**Source passage**
-=-=-=-=-
Tuesday 6 May 2014

Cunliffe Waves Hands, Brings House Prices Down [updated]

Last week the Labour Party’s “finance team” floated their new boat, a “new tool,” a  variable-compulsory savings rate tool which can be tweaked when necessary, they say, to assist the Reserve Bank in keeping the inflation genie under control.

Yet the boat they floated already looks holed beneath the water line.  Responding this morning to claims that his "new tool" just isn’t a big enough lever for the Reserve Bank governor to pull – suggestions that compulsory savings rates of 15% or more might even be necessary to have anything like the effect on inflation claimed for it1,2 – Cunliffe waved his hands at the criticisms. This “new tool” he said is but a part of a “suite” of tools – making the variable-compulsory savings tool they said last week was a “big tool” not the big tool at all, but just a tool.

Got that?

It turns out, in Cunliffe’s mind at least, that the the variable-compulsory savings tool is but a “complementary” tool to his real big tool. The complementary variable-compulsory savings tool is going to act in the short-run, stabilising monetary policy (how? somehow!) while the “real big tool” will bring down housing prices over the long run, so that even low-income folk will be able to make the high and higher compulsory Kiwisaver contributions that Cunliffe all but conceded might be necessary.

So what’s this real big tool? No, it’s not his spokesman for finance David Parker. Their real big tool, it turns out once the hand waving subsides, is their old friend the Capital Gains Tax which, he insists is going to “cool” house prices and rents so markedly – by up to a third, he told Radio NZ’s Suzy Ferguson this morning! – that this will leave ample room for folk forced to save to afford the forced-saving his little “complementary” tool of a variable-compulsory savings rate will still require.

Do you see a problem here?  It’s called a reality gap – a gap that no amount of hand waving can massage.

It’s a little like the realty gap with Labour’s housing policy itself. …

Their housing policy requires homes by the thousand to be built for well under $300,000 or else, as Labour’s Phil Twyford concedes, the Labour Party's Kiwibuild policy "will quickly run out of money." Yet the room full of experts in which Twyford had made that concession had already established that homes by the thousand could not be built for well under $300,000, leaving the Labour Party's Kiwibuild policy as little more than a wet rag to wave around on the election trail that will quickly run out of money if they ever get a chance to try it.
-=-=-=-=-
**Supplied material**
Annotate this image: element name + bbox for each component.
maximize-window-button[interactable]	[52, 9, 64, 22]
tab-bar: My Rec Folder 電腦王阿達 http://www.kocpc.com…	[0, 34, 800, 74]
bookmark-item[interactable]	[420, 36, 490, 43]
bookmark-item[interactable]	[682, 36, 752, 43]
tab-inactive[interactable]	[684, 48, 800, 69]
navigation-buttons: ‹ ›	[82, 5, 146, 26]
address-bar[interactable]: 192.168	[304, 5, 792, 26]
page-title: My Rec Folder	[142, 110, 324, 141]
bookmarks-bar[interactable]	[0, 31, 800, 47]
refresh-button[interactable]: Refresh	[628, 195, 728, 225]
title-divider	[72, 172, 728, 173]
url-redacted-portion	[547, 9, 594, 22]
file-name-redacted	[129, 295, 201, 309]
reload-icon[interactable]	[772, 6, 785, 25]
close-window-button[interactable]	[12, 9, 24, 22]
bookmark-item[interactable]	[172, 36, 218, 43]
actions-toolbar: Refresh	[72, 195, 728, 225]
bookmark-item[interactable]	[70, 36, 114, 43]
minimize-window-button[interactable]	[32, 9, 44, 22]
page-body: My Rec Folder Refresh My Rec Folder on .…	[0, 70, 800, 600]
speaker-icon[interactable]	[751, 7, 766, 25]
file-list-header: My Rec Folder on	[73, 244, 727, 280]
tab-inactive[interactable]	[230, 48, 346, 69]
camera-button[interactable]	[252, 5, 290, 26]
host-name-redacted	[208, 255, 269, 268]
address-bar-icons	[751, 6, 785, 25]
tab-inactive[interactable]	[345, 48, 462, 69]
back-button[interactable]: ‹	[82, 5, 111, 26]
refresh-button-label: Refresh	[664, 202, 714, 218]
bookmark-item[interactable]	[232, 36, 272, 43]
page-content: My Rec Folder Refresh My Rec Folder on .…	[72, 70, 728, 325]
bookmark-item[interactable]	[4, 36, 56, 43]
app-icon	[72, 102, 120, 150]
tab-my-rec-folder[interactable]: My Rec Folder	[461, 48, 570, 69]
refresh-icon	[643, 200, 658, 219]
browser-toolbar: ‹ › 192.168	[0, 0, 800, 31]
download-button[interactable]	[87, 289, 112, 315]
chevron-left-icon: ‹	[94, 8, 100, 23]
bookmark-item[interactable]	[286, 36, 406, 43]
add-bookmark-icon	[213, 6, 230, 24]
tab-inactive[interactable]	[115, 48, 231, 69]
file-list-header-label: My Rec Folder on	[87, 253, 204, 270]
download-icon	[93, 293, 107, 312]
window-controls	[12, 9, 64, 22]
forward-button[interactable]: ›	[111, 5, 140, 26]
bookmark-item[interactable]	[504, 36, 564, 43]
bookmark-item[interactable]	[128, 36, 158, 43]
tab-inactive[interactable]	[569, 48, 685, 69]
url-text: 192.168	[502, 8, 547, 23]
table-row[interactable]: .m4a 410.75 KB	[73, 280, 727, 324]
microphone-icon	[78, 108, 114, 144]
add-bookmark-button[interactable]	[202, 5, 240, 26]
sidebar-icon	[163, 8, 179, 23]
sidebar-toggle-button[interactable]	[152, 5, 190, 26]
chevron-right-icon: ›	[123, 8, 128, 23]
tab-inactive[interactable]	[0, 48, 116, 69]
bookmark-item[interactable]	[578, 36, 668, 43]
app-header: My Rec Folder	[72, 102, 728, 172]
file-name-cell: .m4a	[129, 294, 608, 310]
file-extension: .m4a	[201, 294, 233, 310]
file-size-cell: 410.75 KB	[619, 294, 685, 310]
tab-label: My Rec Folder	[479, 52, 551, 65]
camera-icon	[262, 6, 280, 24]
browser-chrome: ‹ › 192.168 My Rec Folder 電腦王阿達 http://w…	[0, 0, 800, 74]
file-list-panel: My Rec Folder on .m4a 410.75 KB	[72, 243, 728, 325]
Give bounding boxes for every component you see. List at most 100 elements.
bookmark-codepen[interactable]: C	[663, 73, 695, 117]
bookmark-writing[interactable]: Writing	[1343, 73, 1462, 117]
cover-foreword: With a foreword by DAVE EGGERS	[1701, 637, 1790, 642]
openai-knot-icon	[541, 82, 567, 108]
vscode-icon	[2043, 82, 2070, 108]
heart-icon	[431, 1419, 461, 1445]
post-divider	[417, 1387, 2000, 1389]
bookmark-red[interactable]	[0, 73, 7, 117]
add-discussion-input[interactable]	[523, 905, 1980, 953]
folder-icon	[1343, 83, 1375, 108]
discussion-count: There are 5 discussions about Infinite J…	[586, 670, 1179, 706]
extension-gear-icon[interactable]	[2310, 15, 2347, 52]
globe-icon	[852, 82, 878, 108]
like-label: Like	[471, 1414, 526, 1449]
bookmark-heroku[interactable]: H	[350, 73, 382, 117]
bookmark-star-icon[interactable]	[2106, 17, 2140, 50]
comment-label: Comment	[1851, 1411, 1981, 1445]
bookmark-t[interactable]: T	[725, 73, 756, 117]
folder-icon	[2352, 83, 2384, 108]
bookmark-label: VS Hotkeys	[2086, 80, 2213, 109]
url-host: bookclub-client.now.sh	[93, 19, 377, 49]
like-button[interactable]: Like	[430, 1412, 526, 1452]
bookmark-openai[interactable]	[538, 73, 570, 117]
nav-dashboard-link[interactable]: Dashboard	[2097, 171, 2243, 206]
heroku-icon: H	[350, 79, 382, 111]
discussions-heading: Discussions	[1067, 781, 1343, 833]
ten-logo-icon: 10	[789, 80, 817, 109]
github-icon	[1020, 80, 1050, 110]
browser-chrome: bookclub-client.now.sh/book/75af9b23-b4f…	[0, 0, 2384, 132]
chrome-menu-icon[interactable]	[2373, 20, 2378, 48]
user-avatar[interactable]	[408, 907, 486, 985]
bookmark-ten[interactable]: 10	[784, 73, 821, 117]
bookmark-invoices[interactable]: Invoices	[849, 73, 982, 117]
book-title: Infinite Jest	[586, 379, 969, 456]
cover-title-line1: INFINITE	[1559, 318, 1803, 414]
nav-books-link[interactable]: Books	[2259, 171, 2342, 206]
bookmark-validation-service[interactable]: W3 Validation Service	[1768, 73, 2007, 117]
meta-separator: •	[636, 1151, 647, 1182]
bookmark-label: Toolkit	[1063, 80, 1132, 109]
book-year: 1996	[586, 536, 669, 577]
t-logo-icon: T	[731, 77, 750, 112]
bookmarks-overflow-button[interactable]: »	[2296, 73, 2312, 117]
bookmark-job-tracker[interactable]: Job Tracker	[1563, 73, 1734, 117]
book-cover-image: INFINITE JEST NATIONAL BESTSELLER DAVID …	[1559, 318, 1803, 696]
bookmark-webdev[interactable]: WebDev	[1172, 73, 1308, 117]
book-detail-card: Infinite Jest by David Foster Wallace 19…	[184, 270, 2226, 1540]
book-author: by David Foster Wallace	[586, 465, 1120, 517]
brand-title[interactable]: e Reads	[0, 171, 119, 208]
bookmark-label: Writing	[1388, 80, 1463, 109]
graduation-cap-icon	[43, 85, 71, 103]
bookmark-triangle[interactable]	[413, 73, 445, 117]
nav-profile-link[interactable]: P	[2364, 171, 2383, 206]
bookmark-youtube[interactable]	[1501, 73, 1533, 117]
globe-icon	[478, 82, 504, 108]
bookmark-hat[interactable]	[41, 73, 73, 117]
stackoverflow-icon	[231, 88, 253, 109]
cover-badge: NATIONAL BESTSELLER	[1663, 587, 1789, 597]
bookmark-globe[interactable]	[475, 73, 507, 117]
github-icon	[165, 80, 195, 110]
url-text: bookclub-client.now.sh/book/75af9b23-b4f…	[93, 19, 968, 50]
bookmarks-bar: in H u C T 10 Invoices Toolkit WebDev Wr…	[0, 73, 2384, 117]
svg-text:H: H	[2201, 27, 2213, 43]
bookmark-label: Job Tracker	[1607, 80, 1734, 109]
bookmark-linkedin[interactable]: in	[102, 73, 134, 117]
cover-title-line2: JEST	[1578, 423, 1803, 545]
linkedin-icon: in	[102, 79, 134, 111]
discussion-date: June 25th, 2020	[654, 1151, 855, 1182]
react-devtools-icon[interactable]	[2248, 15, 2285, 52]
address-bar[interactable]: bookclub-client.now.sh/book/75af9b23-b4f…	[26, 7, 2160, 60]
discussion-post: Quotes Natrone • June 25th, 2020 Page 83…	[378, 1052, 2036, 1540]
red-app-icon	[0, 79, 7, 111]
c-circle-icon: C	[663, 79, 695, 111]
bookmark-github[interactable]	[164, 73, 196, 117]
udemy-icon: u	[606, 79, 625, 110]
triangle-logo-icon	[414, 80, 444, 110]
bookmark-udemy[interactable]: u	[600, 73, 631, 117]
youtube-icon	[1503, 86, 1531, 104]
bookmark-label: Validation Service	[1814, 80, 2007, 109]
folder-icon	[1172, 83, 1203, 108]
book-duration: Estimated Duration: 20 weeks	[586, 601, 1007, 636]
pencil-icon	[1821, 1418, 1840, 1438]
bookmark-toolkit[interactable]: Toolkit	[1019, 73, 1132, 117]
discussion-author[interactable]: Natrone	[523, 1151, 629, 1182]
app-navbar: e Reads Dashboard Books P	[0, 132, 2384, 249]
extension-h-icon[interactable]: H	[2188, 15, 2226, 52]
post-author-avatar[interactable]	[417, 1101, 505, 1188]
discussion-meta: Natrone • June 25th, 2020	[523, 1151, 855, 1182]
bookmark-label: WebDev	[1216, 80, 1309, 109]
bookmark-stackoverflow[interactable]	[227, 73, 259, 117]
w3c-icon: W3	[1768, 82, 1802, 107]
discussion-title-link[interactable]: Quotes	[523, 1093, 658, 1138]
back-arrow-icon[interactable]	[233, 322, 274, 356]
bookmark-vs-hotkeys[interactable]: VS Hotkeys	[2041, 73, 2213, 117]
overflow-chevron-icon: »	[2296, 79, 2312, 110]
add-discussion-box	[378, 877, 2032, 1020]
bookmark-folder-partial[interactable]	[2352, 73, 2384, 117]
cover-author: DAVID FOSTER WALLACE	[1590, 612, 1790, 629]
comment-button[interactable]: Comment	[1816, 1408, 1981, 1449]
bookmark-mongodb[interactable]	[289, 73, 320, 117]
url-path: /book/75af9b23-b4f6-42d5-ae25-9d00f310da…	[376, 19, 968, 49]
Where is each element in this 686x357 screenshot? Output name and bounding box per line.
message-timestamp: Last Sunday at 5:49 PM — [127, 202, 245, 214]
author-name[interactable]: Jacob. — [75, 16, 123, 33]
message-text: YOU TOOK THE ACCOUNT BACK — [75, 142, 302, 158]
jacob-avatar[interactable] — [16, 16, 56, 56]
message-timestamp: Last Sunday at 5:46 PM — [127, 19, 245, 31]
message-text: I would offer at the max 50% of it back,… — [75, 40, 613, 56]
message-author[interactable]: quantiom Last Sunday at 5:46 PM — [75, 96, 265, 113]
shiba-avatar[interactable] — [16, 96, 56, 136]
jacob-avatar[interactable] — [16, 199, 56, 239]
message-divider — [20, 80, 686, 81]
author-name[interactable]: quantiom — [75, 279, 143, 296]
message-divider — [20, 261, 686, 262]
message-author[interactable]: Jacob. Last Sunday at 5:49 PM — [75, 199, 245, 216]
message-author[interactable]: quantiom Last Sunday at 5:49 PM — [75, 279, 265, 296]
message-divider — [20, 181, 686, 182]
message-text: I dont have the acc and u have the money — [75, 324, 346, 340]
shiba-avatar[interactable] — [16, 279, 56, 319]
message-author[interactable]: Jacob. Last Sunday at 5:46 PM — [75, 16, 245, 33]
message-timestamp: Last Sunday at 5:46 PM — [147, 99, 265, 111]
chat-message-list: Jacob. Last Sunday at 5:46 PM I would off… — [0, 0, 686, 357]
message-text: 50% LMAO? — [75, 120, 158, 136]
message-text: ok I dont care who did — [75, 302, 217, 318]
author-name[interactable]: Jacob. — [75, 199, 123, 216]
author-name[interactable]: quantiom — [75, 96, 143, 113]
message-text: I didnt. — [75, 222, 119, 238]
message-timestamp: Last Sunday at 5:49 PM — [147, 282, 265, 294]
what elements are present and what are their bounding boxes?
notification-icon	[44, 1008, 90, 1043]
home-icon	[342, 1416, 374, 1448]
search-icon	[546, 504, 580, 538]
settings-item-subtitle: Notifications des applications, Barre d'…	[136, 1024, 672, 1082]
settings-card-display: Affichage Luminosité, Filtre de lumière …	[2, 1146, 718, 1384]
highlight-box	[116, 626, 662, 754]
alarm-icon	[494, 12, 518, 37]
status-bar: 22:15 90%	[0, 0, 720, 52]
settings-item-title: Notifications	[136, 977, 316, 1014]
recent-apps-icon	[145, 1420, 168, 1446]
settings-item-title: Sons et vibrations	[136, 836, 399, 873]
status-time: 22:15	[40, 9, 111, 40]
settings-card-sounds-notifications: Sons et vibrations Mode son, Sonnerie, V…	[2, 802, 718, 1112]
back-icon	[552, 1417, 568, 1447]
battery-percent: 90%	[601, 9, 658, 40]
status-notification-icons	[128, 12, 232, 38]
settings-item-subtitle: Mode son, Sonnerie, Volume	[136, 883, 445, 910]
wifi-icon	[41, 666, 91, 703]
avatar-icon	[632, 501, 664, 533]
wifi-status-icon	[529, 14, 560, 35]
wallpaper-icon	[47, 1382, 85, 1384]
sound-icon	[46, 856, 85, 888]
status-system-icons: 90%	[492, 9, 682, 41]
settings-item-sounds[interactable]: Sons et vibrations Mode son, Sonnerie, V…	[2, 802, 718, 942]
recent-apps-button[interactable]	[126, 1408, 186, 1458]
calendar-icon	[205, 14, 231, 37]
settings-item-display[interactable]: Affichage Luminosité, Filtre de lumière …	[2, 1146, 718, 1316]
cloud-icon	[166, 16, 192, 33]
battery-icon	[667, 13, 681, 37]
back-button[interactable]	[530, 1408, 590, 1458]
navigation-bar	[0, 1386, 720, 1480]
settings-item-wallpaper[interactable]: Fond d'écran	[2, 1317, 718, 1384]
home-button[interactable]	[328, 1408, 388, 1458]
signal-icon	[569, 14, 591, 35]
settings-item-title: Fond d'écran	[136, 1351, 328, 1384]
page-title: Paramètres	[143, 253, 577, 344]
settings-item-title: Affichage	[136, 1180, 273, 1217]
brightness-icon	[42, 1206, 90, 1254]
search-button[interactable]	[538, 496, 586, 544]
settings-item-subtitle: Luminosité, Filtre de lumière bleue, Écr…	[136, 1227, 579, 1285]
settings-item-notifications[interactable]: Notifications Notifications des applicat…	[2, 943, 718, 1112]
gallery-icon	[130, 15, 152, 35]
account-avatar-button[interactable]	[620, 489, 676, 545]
-=-=-=-=-
**Set of tasks**
(a) According to the blog post, by how much did Cunliffe say the Capital Gains Tax would cool house prices and rents?
(b) Switch "Reserve Bank" to "central bank" in the blog post between "Tuesday 6 May" and "just a tool.", inclusive.
The listing has no connection to the blog post.

**Answers to the exercise**
(a) By up to a third.

(b)
Tuesday 6 May 2014

Cunliffe Waves Hands, Brings House Prices Down [updated]

Last week the Labour Party’s “finance team” floated their new boat, a “new tool,” a  variable-compulsory savings rate tool which can be tweaked when necessary, they say, to assist the central bank in keeping the inflation genie under control.

Yet the boat they floated already looks holed beneath the water line.  Responding this morning to claims that his "new tool" just isn’t a big enough lever for the central bank governor to pull – suggestions that compulsory savings rates of 15% or more might even be necessary to have anything like the effect on inflation claimed for it1,2 – Cunliffe waved his hands at the criticisms. This “new tool” he said is but a part of a “suite” of tools – making the variable-compulsory savings tool they said last week was a “big tool” not the big tool at all, but just a tool.